Task description —
Gather every line holding the string "Buildings".

————

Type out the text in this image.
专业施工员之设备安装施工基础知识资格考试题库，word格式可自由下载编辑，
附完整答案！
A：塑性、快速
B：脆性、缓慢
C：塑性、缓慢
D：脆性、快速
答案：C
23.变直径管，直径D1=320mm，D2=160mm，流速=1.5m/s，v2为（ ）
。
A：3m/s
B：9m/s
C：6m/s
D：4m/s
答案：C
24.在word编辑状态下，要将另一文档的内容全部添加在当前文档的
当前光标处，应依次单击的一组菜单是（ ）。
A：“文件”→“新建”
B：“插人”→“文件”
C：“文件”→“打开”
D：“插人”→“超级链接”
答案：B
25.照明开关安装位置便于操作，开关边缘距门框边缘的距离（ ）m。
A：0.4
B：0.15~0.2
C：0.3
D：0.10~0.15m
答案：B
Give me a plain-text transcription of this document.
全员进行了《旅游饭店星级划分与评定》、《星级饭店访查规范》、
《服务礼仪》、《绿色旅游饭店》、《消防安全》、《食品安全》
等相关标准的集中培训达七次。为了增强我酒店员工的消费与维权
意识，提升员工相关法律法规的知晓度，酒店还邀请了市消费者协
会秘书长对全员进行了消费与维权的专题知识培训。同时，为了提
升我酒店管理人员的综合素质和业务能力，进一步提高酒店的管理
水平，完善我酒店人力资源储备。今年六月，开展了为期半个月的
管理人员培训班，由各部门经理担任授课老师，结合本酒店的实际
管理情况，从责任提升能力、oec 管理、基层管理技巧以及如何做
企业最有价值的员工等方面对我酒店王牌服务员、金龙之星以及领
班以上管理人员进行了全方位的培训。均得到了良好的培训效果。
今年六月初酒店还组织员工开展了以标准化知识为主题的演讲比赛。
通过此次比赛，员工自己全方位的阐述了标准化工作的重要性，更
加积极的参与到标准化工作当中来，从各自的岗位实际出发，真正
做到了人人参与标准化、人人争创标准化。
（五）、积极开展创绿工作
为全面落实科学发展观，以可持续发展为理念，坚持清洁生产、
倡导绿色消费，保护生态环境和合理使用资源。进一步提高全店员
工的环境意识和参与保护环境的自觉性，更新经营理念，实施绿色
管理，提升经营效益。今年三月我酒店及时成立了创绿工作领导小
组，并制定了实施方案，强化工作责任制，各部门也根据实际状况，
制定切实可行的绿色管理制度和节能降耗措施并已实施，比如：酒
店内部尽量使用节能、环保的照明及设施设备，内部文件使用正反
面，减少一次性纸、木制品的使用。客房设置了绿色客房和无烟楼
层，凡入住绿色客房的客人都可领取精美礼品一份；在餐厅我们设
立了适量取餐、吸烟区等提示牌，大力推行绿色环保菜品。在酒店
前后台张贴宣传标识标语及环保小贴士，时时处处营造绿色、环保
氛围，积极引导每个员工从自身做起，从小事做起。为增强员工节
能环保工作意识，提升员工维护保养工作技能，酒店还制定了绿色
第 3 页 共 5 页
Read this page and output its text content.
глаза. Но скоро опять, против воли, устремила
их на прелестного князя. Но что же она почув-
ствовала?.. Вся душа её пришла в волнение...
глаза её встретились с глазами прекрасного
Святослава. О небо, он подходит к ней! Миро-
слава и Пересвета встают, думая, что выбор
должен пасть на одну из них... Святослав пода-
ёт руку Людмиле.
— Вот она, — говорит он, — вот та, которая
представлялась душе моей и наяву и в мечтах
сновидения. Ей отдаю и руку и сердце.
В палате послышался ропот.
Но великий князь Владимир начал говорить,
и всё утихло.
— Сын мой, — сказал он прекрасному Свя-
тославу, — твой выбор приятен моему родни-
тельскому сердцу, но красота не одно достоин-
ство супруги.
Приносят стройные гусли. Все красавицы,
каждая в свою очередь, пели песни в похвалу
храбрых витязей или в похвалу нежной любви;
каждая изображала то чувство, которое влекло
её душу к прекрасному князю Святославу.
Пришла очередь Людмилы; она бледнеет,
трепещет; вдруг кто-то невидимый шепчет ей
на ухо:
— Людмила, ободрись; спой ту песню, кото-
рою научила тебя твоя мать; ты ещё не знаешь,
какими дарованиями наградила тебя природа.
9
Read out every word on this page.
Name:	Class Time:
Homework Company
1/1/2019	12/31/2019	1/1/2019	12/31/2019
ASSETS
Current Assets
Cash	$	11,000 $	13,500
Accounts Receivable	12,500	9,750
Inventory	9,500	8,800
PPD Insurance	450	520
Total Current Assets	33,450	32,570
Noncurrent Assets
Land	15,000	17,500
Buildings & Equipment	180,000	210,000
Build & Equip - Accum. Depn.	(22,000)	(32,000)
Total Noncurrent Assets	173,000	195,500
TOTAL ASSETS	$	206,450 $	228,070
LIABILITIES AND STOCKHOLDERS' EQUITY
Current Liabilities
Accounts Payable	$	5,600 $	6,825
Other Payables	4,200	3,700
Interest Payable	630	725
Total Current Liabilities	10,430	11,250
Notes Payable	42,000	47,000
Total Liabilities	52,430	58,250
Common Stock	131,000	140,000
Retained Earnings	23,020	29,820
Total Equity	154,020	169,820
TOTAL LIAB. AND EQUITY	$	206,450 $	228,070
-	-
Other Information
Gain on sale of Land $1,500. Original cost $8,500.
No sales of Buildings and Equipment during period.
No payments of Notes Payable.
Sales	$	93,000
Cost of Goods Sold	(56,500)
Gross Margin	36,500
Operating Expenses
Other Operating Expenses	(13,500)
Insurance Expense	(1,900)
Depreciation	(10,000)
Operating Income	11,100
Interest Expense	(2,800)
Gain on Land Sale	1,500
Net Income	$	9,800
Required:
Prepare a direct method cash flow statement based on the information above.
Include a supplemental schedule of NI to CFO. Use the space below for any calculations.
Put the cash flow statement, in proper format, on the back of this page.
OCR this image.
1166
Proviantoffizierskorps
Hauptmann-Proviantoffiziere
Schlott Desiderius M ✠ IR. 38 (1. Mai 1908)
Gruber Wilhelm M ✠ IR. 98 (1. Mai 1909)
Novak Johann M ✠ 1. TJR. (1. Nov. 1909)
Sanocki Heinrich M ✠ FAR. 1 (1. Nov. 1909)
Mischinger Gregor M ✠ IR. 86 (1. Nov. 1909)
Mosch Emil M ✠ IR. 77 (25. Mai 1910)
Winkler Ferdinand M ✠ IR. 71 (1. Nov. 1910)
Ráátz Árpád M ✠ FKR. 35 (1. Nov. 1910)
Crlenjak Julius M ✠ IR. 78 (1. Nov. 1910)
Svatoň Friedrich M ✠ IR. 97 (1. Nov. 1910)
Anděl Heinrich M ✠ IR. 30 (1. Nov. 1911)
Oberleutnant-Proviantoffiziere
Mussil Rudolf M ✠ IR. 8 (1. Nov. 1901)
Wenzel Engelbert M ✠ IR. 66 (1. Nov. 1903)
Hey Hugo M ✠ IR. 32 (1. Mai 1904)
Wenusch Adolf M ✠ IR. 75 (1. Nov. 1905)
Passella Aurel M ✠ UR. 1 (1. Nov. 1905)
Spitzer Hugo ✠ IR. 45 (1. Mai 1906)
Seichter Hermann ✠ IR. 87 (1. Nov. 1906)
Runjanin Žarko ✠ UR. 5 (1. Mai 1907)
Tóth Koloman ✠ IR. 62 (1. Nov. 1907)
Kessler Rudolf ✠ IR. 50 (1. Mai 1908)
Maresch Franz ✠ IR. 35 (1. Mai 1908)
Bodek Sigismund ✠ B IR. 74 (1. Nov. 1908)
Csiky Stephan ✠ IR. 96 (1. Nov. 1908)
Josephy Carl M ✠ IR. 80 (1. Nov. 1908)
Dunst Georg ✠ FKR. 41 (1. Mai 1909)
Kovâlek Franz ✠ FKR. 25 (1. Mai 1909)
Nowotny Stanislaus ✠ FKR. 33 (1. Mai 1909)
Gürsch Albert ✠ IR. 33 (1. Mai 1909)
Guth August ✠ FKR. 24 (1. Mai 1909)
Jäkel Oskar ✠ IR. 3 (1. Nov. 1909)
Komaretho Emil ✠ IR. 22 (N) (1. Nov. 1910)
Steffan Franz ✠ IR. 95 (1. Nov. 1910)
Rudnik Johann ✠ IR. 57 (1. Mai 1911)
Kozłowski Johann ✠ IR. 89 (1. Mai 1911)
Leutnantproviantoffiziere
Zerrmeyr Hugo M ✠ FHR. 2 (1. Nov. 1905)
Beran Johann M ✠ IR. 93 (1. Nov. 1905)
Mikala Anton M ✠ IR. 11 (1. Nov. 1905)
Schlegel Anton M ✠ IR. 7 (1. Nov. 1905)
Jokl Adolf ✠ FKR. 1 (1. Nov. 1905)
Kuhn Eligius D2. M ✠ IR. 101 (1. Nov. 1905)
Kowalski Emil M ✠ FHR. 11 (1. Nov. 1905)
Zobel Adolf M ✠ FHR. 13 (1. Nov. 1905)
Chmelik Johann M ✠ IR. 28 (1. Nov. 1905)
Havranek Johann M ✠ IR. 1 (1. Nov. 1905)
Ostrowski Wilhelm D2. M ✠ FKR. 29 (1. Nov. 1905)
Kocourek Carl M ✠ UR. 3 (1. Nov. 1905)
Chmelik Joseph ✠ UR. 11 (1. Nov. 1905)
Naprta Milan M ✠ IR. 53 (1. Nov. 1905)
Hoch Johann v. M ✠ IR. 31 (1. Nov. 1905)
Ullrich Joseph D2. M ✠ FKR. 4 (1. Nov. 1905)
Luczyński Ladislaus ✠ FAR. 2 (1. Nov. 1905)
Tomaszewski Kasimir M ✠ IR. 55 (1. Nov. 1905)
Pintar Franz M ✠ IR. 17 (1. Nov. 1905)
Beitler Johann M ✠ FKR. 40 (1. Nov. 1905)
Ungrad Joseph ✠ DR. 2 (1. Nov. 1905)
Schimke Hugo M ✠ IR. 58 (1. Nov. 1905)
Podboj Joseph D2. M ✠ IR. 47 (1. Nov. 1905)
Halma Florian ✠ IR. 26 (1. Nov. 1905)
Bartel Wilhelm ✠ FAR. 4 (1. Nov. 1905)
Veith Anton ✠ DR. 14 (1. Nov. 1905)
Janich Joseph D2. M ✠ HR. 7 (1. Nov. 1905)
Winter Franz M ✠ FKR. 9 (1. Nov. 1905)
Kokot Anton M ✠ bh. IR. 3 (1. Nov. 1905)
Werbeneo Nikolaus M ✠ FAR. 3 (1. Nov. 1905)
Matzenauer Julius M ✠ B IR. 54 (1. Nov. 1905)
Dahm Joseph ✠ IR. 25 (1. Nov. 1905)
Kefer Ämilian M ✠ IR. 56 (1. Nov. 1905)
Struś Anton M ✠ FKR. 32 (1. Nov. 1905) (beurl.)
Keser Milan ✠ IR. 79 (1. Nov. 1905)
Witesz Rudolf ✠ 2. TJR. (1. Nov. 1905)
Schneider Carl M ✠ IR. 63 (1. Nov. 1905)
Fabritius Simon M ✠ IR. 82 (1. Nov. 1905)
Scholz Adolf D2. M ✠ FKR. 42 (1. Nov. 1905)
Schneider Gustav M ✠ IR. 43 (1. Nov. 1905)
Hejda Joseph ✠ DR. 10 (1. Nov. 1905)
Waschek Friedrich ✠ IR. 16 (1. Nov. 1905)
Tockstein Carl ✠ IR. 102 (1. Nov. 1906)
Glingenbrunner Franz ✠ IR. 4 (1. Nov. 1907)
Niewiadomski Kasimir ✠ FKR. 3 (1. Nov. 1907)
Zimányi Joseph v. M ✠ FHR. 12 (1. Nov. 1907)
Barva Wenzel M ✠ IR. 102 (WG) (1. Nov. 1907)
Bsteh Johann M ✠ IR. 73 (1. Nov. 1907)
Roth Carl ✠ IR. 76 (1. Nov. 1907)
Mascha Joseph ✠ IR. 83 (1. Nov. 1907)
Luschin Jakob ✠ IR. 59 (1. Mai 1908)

————

Response —
Buildings & Equipment	180,000	210,000
No sales of Buildings and Equipment during period.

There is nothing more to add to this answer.